■ **Data to use**

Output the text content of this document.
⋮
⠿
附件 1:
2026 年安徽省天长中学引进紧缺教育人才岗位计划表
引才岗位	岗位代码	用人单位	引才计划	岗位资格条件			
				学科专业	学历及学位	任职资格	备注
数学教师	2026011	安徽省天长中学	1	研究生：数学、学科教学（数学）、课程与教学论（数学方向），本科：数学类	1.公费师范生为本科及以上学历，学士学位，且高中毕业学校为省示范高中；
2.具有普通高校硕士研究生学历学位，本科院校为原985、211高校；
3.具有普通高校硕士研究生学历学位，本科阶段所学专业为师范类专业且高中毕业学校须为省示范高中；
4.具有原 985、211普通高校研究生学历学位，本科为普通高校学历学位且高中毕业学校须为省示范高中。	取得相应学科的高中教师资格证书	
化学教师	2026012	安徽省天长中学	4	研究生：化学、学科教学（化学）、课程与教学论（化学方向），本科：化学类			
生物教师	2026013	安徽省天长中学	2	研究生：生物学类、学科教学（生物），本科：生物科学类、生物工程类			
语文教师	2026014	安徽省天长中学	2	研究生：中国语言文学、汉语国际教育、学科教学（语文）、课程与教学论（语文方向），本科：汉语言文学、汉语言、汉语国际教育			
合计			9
---
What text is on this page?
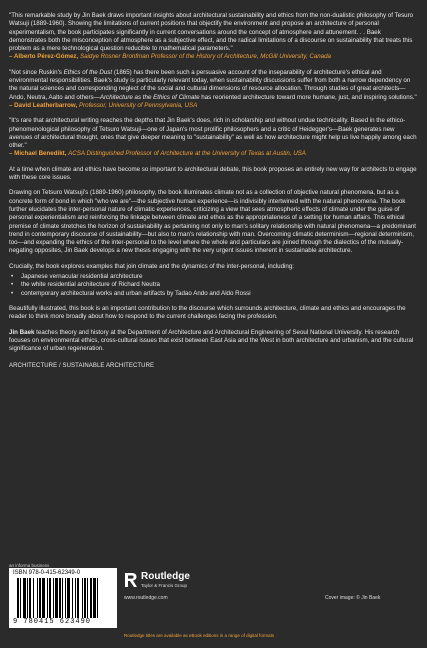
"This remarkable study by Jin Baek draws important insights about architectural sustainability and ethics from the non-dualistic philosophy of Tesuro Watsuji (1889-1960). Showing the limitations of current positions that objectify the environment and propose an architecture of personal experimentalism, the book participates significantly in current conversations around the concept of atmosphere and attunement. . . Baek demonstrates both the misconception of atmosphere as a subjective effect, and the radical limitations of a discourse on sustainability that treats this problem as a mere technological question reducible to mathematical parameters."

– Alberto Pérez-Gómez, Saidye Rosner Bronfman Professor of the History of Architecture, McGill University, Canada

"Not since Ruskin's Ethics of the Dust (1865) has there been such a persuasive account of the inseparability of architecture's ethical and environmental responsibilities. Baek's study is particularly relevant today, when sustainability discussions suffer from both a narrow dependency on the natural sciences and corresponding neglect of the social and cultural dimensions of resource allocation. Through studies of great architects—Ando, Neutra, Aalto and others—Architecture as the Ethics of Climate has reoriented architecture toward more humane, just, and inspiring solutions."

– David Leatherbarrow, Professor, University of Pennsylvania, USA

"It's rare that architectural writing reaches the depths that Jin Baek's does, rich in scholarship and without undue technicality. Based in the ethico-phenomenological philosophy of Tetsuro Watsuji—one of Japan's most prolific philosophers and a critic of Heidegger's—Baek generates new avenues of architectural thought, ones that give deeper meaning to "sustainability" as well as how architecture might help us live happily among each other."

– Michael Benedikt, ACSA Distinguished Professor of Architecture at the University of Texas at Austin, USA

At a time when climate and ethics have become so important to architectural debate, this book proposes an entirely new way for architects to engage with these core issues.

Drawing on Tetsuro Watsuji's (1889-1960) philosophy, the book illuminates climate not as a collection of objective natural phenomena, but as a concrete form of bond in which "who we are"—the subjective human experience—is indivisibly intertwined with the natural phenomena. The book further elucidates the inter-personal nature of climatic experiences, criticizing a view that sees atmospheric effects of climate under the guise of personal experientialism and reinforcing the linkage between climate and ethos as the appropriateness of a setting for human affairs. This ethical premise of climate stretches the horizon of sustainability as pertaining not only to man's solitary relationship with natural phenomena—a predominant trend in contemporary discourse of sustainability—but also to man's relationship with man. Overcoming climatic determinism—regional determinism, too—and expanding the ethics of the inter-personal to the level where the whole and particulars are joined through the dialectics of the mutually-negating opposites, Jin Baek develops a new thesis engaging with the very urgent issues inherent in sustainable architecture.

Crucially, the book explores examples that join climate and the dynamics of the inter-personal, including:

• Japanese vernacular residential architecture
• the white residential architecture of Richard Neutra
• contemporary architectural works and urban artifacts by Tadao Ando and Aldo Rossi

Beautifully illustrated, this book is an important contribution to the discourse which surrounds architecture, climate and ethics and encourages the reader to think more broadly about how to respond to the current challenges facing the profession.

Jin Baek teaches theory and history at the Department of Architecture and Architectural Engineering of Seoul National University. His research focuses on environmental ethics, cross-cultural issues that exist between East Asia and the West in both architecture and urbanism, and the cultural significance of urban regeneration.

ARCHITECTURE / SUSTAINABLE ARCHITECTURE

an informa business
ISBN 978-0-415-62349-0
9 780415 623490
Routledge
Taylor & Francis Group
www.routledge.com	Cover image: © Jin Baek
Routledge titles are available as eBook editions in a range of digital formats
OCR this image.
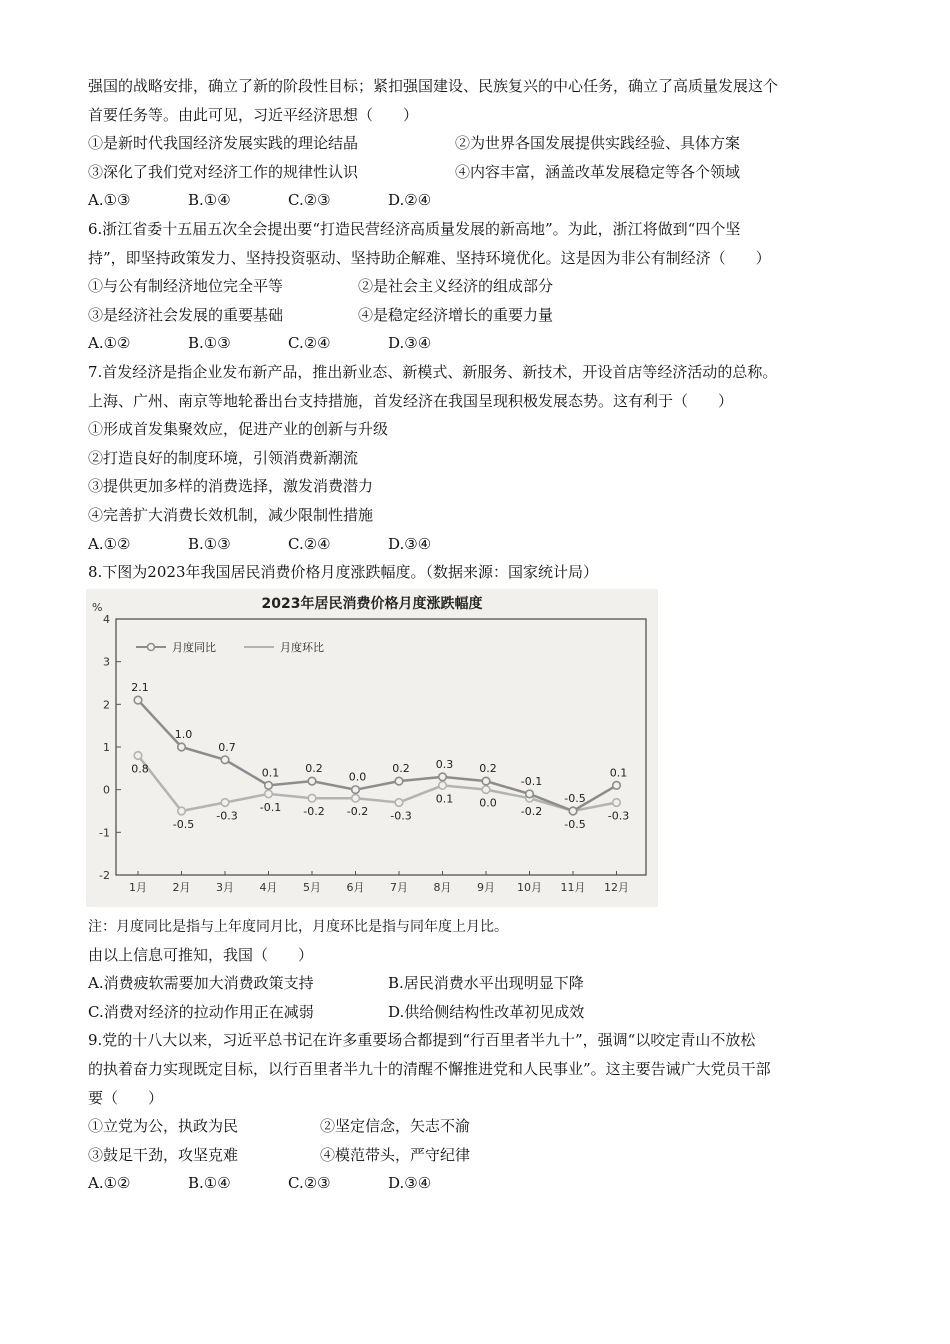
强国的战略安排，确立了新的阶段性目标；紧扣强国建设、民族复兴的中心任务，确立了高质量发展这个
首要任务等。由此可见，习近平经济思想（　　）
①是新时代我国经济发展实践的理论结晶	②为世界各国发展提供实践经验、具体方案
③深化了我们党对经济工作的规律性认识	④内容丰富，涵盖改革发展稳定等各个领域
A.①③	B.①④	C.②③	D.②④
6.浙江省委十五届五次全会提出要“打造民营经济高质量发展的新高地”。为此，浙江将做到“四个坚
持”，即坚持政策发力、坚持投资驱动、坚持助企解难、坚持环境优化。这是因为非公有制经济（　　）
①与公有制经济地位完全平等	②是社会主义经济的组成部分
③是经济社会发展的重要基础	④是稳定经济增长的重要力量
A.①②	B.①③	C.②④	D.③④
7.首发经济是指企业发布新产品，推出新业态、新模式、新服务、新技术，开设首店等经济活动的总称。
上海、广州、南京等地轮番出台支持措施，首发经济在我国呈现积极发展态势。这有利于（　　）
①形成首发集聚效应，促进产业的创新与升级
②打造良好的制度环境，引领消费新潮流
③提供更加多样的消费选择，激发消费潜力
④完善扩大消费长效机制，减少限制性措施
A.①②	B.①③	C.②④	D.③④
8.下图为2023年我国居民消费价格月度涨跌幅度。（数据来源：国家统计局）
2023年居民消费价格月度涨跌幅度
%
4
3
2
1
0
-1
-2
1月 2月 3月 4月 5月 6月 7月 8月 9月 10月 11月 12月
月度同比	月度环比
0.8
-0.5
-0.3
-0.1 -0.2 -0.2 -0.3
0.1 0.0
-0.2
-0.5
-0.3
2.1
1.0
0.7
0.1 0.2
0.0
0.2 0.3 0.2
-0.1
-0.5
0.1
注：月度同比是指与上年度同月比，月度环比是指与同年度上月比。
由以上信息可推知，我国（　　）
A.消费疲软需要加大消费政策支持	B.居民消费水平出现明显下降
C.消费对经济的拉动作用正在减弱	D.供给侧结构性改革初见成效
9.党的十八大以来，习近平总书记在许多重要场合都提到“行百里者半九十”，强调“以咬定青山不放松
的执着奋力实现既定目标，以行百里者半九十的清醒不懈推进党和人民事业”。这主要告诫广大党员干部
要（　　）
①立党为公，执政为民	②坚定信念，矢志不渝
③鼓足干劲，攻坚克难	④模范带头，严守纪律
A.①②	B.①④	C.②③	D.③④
--
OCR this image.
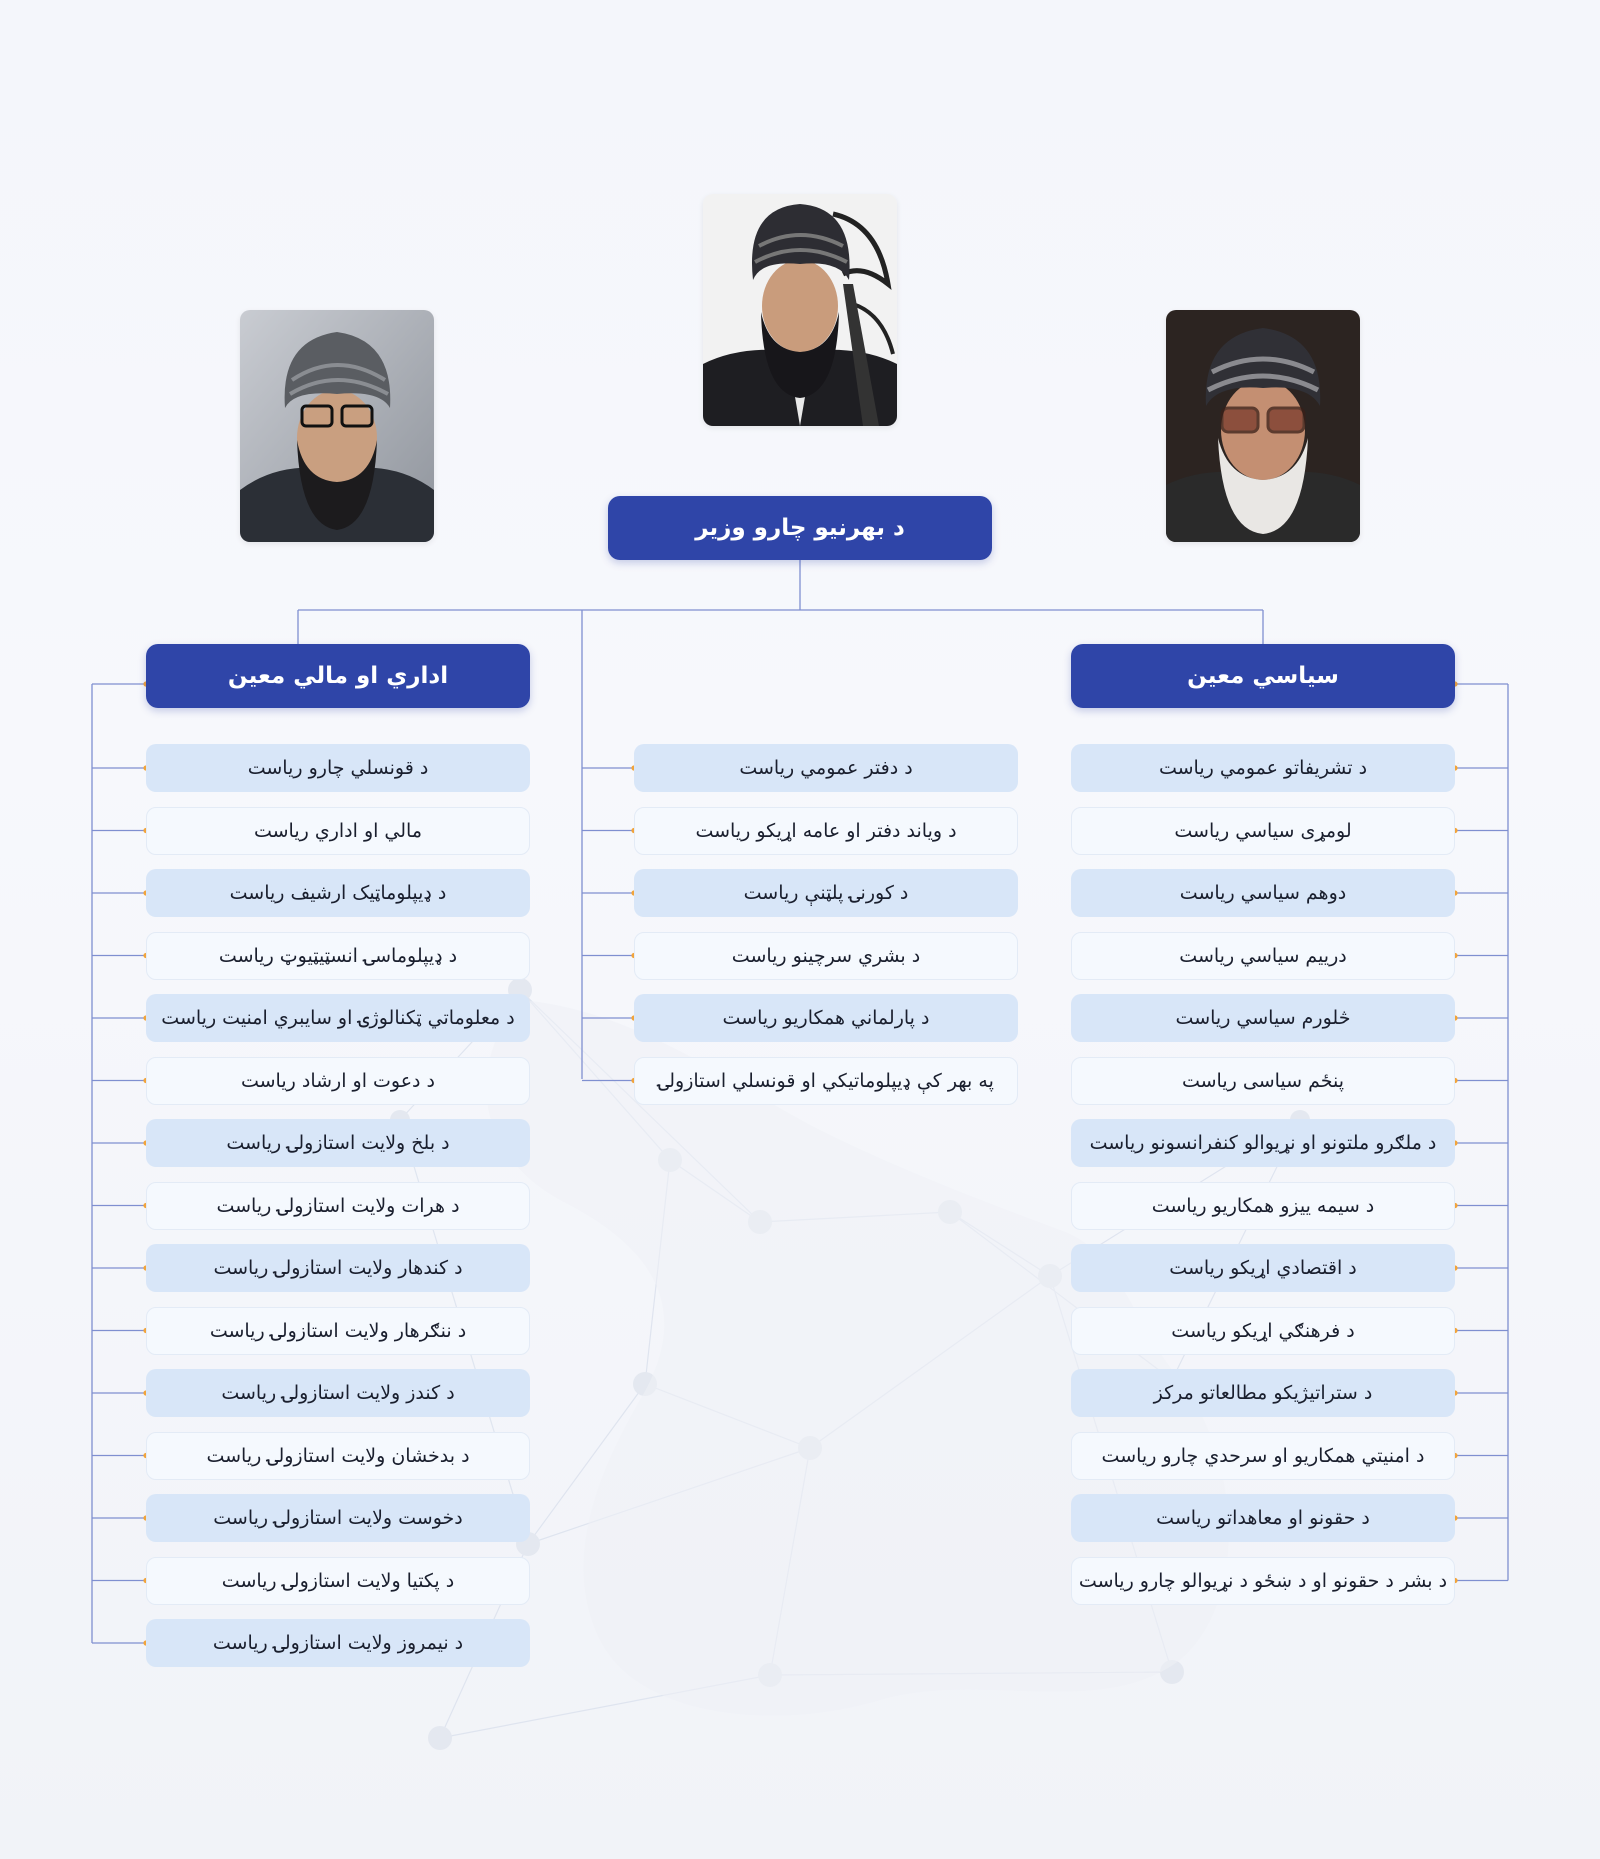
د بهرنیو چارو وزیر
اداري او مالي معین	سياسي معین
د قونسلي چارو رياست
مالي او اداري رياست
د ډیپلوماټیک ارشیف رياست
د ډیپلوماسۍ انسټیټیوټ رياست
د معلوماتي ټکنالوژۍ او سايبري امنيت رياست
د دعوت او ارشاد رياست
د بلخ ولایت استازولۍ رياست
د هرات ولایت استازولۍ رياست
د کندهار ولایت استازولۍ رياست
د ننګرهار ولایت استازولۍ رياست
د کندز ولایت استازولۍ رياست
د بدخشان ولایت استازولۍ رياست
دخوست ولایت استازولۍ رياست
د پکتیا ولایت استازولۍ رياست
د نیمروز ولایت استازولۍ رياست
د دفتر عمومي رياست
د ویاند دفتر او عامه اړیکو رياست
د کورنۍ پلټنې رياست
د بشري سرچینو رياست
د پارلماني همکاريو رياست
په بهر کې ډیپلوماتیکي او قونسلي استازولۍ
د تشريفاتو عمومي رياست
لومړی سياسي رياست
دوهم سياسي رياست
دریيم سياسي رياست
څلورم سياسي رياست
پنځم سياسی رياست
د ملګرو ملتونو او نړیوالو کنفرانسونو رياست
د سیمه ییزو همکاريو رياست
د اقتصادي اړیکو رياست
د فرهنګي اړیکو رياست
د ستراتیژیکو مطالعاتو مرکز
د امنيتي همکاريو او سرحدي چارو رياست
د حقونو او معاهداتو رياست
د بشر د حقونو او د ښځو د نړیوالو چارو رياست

■ **Your instructions**
Your answer should be a single number: the count of lines containing the word "学科教学".

■ **Written response**
4